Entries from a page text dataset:
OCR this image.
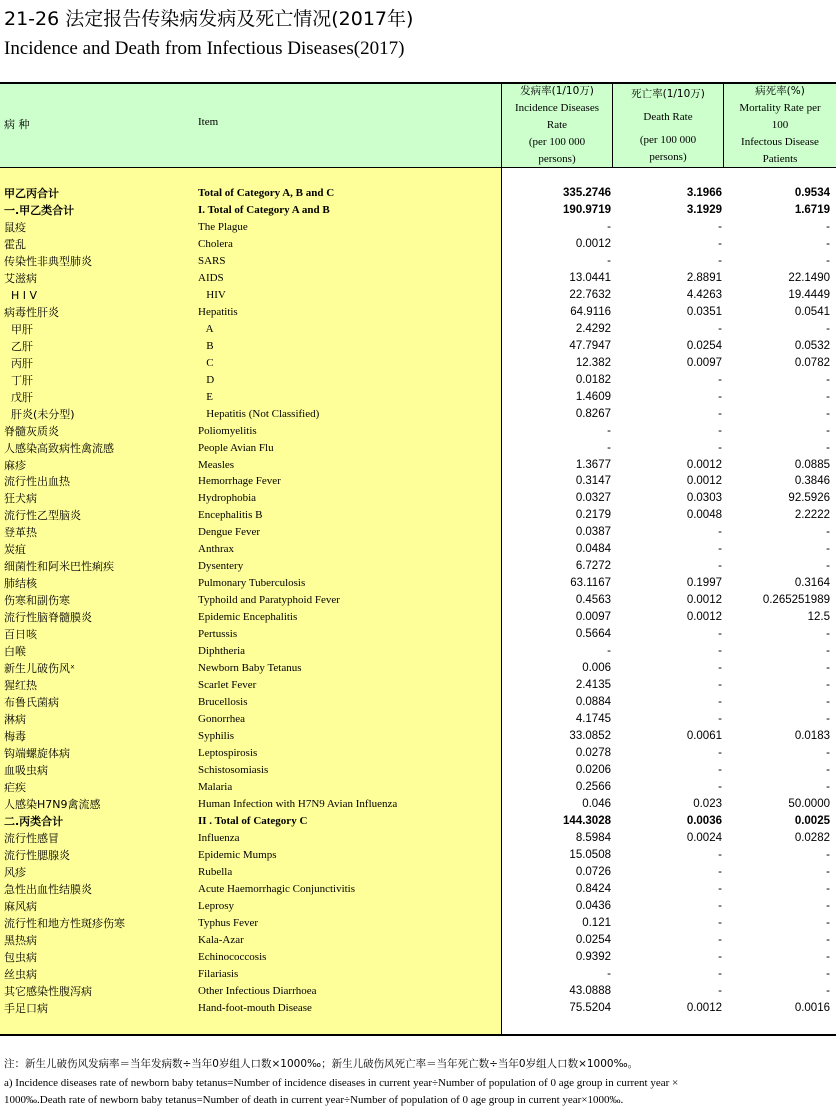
21-26 法定报告传染病发病及死亡情况(2017年)
Incidence and Death from Infectious Diseases(2017)
病 种	Item
发病率(1/10万)
Incidence Diseases
Rate
(per 100 000
persons)
死亡率(1/10万)
Death Rate
(per 100 000
persons)
病死率(%)
Mortality Rate per
100
Infectous Disease
Patients
甲乙丙合计	Total of Category A, B and C	335.2746	3.1966	0.9534
一.甲乙类合计	I. Total of Category A and B	190.9719	3.1929	1.6719
鼠疫	The Plague	-	-	-
霍乱	Cholera	0.0012	-	-
传染性非典型肺炎	SARS	-	-	-
艾滋病	AIDS	13.0441	2.8891	22.1490
H I V	HIV	22.7632	4.4263	19.4449
病毒性肝炎	Hepatitis	64.9116	0.0351	0.0541
甲肝	A	2.4292	-	-
乙肝	B	47.7947	0.0254	0.0532
丙肝	C	12.382	0.0097	0.0782
丁肝	D	0.0182	-	-
戊肝	E	1.4609	-	-
肝炎(未分型)	Hepatitis (Not Classified)	0.8267	-	-
脊髓灰质炎	Poliomyelitis	-	-	-
人感染高致病性禽流感	People Avian Flu	-	-	-
麻疹	Measles	1.3677	0.0012	0.0885
流行性出血热	Hemorrhage Fever	0.3147	0.0012	0.3846
狂犬病	Hydrophobia	0.0327	0.0303	92.5926
流行性乙型脑炎	Encephalitis B	0.2179	0.0048	2.2222
登革热	Dengue Fever	0.0387	-	-
炭疽	Anthrax	0.0484	-	-
细菌性和阿米巴性痢疾	Dysentery	6.7272	-	-
肺结核	Pulmonary Tuberculosis	63.1167	0.1997	0.3164
伤寒和副伤寒	Typhoild and Paratyphoid Fever	0.4563	0.0012	0.265251989
流行性脑脊髓膜炎	Epidemic Encephalitis	0.0097	0.0012	12.5
百日咳	Pertussis	0.5664	-	-
白喉	Diphtheria	-	-	-
新生儿破伤风ˣ	Newborn Baby Tetanus	0.006	-	-
猩红热	Scarlet Fever	2.4135	-	-
布鲁氏菌病	Brucellosis	0.0884	-	-
淋病	Gonorrhea	4.1745	-	-
梅毒	Syphilis	33.0852	0.0061	0.0183
钩端螺旋体病	Leptospirosis	0.0278	-	-
血吸虫病	Schistosomiasis	0.0206	-	-
疟疾	Malaria	0.2566	-	-
人感染H7N9禽流感	Human Infection with H7N9 Avian Influenza	0.046	0.023	50.0000
二.丙类合计	II . Total of Category C	144.3028	0.0036	0.0025
流行性感冒	Influenza	8.5984	0.0024	0.0282
流行性腮腺炎	Epidemic Mumps	15.0508	-	-
风疹	Rubella	0.0726	-	-
急性出血性结膜炎	Acute Haemorrhagic Conjunctivitis	0.8424	-	-
麻风病	Leprosy	0.0436	-	-
流行性和地方性斑疹伤寒	Typhus Fever	0.121	-	-
黑热病	Kala-Azar	0.0254	-	-
包虫病	Echinococcosis	0.9392	-	-
丝虫病	Filariasis	-	-	-
其它感染性腹泻病	Other Infectious Diarrhoea	43.0888	-	-
手足口病	Hand-foot-mouth Disease	75.5204	0.0012	0.0016
注：新生儿破伤风发病率＝当年发病数÷当年0岁组人口数×1000‰；新生儿破伤风死亡率＝当年死亡数÷当年0岁组人口数×1000‰。
a) Incidence diseases rate of newborn baby tetanus=Number of incidence diseases in current year÷Number of population of 0 age group in current year ×
1000‰.Death rate of newborn baby tetanus=Number of death in current year÷Number of population of 0 age group in current year×1000‰.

▶ **Description of the task**: Reproduce these records exactly, but not the pictures.

▶ **Answer box**:
OCR this image.
21-26 法定报告传染病发病及死亡情况(2017年)
Incidence and Death from Infectious Diseases(2017)
病 种	Item
发病率(1/10万)
Incidence Diseases
Rate
(per 100 000
persons)
死亡率(1/10万)
Death Rate
(per 100 000
persons)
病死率(%)
Mortality Rate per
100
Infectous Disease
Patients
甲乙丙合计	Total of Category A, B and C	335.2746	3.1966	0.9534
一.甲乙类合计	I. Total of Category A and B	190.9719	3.1929	1.6719
鼠疫	The Plague	-	-	-
霍乱	Cholera	0.0012	-	-
传染性非典型肺炎	SARS	-	-	-
艾滋病	AIDS	13.0441	2.8891	22.1490
H I V	HIV	22.7632	4.4263	19.4449
病毒性肝炎	Hepatitis	64.9116	0.0351	0.0541
甲肝	A	2.4292	-	-
乙肝	B	47.7947	0.0254	0.0532
丙肝	C	12.382	0.0097	0.0782
丁肝	D	0.0182	-	-
戊肝	E	1.4609	-	-
肝炎(未分型)	Hepatitis (Not Classified)	0.8267	-	-
脊髓灰质炎	Poliomyelitis	-	-	-
人感染高致病性禽流感	People Avian Flu	-	-	-
麻疹	Measles	1.3677	0.0012	0.0885
流行性出血热	Hemorrhage Fever	0.3147	0.0012	0.3846
狂犬病	Hydrophobia	0.0327	0.0303	92.5926
流行性乙型脑炎	Encephalitis B	0.2179	0.0048	2.2222
登革热	Dengue Fever	0.0387	-	-
炭疽	Anthrax	0.0484	-	-
细菌性和阿米巴性痢疾	Dysentery	6.7272	-	-
肺结核	Pulmonary Tuberculosis	63.1167	0.1997	0.3164
伤寒和副伤寒	Typhoild and Paratyphoid Fever	0.4563	0.0012	0.265251989
流行性脑脊髓膜炎	Epidemic Encephalitis	0.0097	0.0012	12.5
百日咳	Pertussis	0.5664	-	-
白喉	Diphtheria	-	-	-
新生儿破伤风ˣ	Newborn Baby Tetanus	0.006	-	-
猩红热	Scarlet Fever	2.4135	-	-
布鲁氏菌病	Brucellosis	0.0884	-	-
淋病	Gonorrhea	4.1745	-	-
梅毒	Syphilis	33.0852	0.0061	0.0183
钩端螺旋体病	Leptospirosis	0.0278	-	-
血吸虫病	Schistosomiasis	0.0206	-	-
疟疾	Malaria	0.2566	-	-
人感染H7N9禽流感	Human Infection with H7N9 Avian Influenza	0.046	0.023	50.0000
二.丙类合计	II . Total of Category C	144.3028	0.0036	0.0025
流行性感冒	Influenza	8.5984	0.0024	0.0282
流行性腮腺炎	Epidemic Mumps	15.0508	-	-
风疹	Rubella	0.0726	-	-
急性出血性结膜炎	Acute Haemorrhagic Conjunctivitis	0.8424	-	-
麻风病	Leprosy	0.0436	-	-
流行性和地方性斑疹伤寒	Typhus Fever	0.121	-	-
黑热病	Kala-Azar	0.0254	-	-
包虫病	Echinococcosis	0.9392	-	-
丝虫病	Filariasis	-	-	-
其它感染性腹泻病	Other Infectious Diarrhoea	43.0888	-	-
手足口病	Hand-foot-mouth Disease	75.5204	0.0012	0.0016
注：新生儿破伤风发病率＝当年发病数÷当年0岁组人口数×1000‰；新生儿破伤风死亡率＝当年死亡数÷当年0岁组人口数×1000‰。
a) Incidence diseases rate of newborn baby tetanus=Number of incidence diseases in current year÷Number of population of 0 age group in current year ×
1000‰.Death rate of newborn baby tetanus=Number of death in current year÷Number of population of 0 age group in current year×1000‰.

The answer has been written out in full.